> _BRIEF_: Filter the records for lines holding the string "this".

(Saved data entries)
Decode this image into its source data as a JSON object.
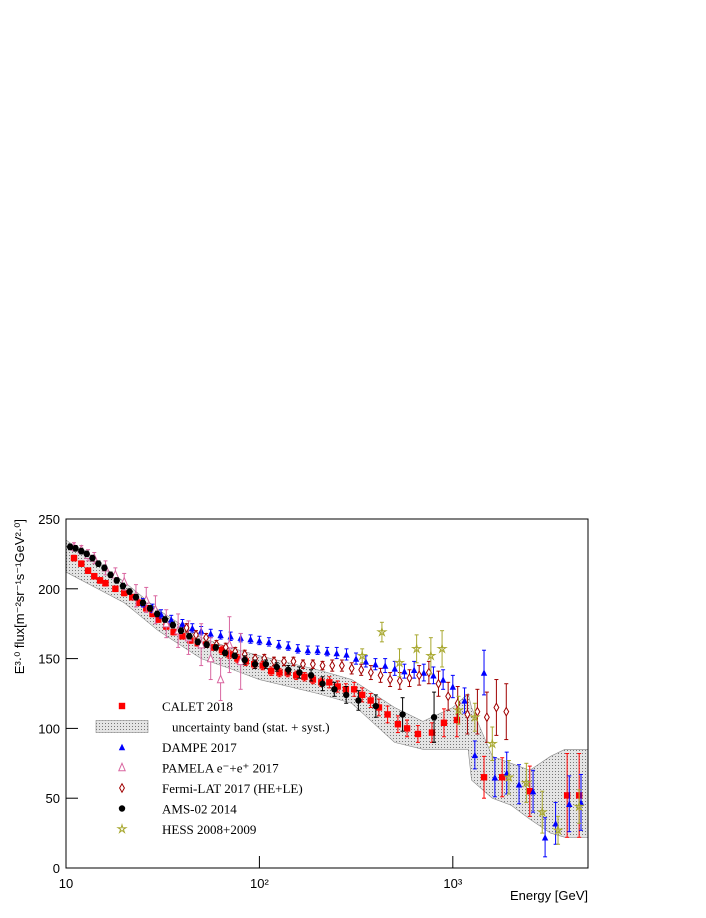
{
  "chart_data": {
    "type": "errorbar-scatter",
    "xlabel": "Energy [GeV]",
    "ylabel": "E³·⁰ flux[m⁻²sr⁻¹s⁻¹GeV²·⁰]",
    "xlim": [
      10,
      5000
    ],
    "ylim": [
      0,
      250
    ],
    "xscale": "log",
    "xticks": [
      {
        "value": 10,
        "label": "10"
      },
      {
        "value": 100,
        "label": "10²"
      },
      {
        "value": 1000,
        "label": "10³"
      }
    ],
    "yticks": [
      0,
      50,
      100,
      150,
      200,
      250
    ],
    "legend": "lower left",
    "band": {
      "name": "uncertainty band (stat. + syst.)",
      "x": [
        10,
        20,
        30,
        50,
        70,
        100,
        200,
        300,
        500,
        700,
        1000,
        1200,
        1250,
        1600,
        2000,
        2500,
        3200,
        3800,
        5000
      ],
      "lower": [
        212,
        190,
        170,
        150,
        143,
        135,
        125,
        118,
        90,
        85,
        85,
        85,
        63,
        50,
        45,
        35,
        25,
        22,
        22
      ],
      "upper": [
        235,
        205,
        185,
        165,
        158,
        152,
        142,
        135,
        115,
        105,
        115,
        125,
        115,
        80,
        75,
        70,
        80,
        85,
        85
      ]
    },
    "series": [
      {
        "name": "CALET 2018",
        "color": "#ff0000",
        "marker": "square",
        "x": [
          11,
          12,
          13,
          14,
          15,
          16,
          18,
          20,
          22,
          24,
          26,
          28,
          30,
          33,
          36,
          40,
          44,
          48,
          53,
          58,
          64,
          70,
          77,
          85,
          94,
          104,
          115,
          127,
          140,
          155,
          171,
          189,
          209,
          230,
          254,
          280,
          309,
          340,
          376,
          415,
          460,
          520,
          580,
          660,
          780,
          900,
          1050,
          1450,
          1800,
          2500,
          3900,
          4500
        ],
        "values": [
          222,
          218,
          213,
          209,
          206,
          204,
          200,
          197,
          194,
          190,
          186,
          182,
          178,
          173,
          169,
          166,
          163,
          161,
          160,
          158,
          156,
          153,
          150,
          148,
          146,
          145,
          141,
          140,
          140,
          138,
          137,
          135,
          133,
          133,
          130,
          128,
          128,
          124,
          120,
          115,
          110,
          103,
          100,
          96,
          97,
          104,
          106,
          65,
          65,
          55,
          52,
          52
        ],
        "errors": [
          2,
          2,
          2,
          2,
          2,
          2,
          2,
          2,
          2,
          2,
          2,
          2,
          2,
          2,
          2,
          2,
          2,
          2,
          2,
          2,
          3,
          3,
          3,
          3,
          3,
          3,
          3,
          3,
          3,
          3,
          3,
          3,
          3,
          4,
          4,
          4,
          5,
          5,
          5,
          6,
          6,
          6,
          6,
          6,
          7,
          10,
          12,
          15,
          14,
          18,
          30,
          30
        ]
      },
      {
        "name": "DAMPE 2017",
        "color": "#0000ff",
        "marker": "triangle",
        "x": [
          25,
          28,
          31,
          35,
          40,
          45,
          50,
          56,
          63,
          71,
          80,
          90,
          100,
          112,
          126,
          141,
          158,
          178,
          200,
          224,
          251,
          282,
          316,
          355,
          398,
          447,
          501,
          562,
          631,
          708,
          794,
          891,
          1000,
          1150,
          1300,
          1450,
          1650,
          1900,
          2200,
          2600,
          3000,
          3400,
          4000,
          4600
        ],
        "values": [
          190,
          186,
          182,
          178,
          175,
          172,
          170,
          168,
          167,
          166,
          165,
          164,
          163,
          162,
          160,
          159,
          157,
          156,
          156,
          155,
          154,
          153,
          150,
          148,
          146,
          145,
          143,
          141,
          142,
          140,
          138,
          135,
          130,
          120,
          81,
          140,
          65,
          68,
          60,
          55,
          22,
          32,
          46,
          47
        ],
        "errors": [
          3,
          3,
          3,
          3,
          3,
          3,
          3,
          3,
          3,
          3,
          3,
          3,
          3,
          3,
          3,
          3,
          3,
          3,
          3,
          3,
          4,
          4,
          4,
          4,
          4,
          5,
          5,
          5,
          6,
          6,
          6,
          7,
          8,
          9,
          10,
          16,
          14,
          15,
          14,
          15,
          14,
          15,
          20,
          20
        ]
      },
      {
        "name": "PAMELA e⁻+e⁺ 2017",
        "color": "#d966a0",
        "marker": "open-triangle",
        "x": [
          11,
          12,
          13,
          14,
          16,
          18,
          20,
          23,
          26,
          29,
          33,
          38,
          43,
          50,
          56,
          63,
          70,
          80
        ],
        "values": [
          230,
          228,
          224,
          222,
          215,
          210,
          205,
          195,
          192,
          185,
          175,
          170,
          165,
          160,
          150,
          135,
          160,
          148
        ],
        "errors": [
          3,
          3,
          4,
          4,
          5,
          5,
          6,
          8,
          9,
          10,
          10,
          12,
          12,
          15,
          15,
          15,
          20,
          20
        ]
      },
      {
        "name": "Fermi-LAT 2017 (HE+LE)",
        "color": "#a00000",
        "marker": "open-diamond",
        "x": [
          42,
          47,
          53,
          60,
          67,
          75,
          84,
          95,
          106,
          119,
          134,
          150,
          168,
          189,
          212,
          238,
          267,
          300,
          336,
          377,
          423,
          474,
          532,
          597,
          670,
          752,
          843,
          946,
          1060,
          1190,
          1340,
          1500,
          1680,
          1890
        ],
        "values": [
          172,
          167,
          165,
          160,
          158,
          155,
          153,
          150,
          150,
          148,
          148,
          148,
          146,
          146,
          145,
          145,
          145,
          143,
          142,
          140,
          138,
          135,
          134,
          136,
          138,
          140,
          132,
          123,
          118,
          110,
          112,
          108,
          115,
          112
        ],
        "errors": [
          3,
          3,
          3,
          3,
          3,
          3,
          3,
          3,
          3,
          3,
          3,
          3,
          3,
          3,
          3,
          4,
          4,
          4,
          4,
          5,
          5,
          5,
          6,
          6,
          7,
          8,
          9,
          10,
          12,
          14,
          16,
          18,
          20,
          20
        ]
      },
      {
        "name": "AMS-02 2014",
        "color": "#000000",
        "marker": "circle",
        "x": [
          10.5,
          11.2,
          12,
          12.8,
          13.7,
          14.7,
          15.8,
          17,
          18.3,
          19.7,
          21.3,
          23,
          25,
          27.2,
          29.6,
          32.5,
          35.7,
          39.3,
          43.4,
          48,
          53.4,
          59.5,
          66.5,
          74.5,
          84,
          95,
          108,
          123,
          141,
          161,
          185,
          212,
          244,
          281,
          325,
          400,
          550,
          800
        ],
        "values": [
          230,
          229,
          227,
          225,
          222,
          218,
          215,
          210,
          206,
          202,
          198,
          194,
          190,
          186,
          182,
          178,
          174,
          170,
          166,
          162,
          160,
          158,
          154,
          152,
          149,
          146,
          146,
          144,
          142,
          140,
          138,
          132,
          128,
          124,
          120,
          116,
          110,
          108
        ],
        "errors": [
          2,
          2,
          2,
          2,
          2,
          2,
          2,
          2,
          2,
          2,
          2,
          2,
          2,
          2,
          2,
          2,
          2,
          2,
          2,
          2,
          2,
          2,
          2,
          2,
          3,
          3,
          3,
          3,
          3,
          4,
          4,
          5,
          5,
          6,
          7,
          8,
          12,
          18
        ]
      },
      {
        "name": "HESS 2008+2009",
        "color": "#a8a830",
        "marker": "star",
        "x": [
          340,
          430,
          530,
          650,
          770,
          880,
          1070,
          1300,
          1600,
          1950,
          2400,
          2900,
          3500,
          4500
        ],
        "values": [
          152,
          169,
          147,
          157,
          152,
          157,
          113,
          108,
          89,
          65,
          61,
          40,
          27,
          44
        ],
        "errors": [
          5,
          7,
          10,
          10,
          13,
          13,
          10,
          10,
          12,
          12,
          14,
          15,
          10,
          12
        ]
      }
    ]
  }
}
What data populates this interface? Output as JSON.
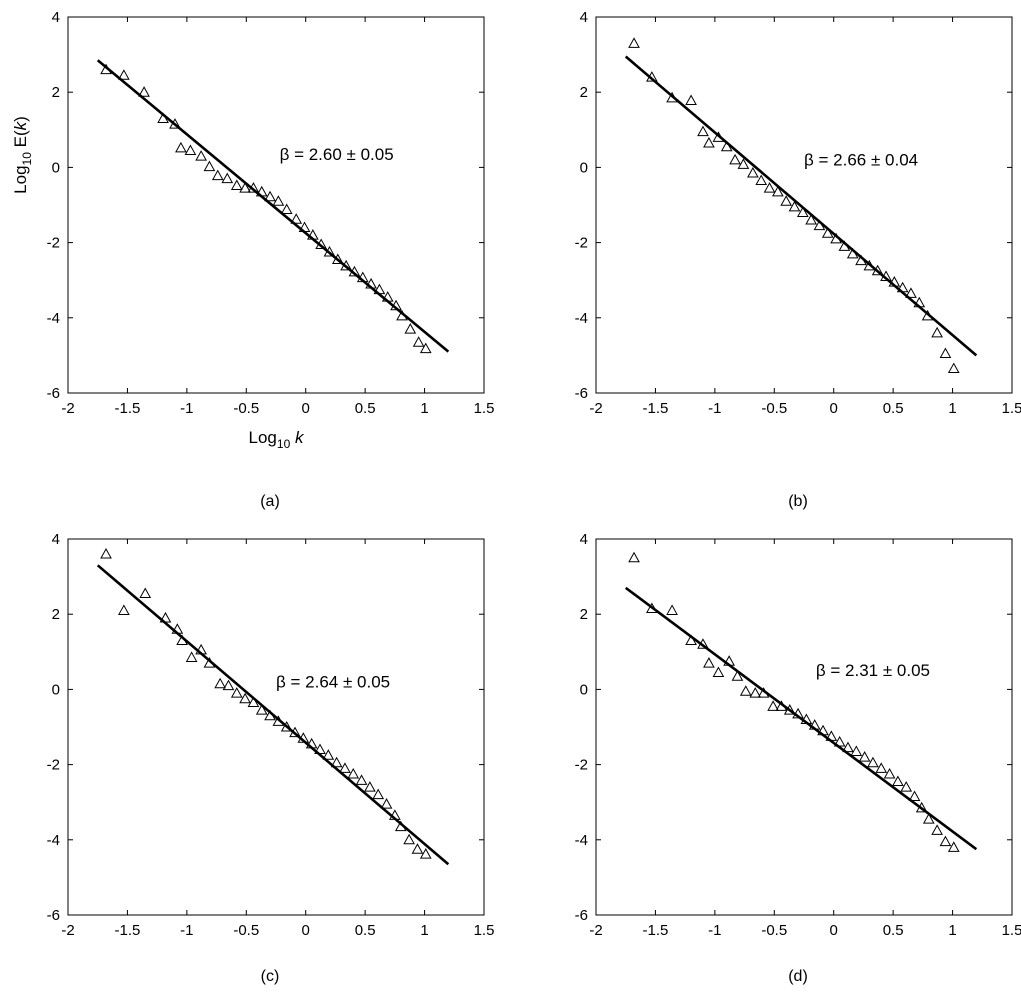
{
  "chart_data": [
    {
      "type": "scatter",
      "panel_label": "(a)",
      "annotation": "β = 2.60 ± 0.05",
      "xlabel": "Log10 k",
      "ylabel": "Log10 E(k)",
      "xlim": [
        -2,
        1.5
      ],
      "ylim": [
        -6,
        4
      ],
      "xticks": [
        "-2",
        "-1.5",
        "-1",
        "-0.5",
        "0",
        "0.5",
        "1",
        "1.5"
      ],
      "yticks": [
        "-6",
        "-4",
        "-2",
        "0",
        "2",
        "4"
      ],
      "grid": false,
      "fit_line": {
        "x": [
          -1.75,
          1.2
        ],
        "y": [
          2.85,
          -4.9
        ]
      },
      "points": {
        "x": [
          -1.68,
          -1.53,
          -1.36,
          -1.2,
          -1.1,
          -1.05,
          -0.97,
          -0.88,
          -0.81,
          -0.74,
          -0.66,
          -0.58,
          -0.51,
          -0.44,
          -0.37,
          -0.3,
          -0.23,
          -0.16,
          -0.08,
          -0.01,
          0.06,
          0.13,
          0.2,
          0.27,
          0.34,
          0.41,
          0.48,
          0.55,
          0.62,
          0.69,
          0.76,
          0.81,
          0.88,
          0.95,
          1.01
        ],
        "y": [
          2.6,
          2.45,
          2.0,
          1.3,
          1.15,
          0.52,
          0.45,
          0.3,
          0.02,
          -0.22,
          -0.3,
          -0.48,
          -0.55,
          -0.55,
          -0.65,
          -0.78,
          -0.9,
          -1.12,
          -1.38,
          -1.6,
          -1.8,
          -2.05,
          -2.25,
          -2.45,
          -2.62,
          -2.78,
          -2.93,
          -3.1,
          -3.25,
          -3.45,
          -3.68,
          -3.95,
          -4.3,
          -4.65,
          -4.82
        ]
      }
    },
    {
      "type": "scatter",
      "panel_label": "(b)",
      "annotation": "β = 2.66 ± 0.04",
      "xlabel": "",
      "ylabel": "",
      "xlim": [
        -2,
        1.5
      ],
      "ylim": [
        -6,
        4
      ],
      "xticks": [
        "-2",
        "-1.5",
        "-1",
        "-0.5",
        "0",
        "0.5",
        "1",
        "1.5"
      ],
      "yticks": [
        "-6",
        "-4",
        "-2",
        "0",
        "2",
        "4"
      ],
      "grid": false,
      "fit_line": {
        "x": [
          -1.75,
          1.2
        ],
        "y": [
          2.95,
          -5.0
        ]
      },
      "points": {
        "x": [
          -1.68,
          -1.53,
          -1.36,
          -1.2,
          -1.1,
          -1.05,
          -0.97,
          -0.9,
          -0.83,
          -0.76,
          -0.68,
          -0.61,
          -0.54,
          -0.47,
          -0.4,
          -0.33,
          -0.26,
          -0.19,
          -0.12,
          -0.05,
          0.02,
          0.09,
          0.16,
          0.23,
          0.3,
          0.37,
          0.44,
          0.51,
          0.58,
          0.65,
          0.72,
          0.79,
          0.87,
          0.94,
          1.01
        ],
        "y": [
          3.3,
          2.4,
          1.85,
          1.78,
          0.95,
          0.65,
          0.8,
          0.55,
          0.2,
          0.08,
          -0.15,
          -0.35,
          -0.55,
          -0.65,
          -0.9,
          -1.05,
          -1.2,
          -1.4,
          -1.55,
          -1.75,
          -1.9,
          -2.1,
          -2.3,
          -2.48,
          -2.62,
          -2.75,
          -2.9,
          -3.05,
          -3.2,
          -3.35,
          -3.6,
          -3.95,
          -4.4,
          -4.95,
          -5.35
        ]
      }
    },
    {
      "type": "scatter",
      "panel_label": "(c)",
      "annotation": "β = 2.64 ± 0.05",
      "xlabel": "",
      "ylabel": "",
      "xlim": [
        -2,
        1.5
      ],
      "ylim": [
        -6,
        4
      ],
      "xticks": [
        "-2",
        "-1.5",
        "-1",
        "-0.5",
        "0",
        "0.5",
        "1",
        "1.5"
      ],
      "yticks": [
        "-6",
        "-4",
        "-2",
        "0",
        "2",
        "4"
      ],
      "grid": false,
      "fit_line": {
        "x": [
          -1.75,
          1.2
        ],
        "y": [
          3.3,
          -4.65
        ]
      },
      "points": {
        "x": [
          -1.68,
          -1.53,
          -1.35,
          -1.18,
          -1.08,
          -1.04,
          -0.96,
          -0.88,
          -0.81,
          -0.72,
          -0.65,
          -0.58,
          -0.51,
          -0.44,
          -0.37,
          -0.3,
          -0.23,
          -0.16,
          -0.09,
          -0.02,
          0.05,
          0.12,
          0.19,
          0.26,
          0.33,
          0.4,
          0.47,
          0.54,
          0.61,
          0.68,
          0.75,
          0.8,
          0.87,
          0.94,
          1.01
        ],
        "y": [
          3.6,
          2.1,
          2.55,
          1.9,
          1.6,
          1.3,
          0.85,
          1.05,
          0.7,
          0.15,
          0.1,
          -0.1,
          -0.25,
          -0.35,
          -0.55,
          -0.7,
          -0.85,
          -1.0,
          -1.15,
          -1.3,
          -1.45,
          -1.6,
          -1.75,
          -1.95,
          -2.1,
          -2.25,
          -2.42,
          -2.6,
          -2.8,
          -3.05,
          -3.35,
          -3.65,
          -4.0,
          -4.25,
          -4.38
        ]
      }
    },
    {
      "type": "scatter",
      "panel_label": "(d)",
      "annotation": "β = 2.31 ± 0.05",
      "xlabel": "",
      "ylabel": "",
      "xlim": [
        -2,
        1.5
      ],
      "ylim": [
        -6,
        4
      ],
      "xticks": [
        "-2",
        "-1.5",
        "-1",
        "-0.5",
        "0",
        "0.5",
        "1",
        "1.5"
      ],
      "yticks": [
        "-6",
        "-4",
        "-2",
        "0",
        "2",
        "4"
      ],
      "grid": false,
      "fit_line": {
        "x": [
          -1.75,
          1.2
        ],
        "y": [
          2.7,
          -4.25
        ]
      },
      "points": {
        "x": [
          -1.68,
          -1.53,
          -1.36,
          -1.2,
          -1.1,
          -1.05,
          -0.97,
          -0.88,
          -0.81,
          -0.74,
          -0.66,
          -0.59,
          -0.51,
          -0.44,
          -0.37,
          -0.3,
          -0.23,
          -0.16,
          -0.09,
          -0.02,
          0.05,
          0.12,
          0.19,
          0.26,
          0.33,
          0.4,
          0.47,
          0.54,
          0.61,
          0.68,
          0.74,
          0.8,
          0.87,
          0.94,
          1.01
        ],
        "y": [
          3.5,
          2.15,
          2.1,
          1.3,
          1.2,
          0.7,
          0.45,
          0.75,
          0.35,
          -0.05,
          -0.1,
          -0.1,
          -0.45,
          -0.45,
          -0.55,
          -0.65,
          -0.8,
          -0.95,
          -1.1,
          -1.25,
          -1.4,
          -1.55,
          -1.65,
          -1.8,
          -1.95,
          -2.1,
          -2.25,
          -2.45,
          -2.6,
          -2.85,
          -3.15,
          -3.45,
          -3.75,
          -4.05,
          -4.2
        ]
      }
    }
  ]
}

> _THE COMPLETED TASK_:
Decode this image into its source data as a JSON object.
What data populates this interface? Output as JSON.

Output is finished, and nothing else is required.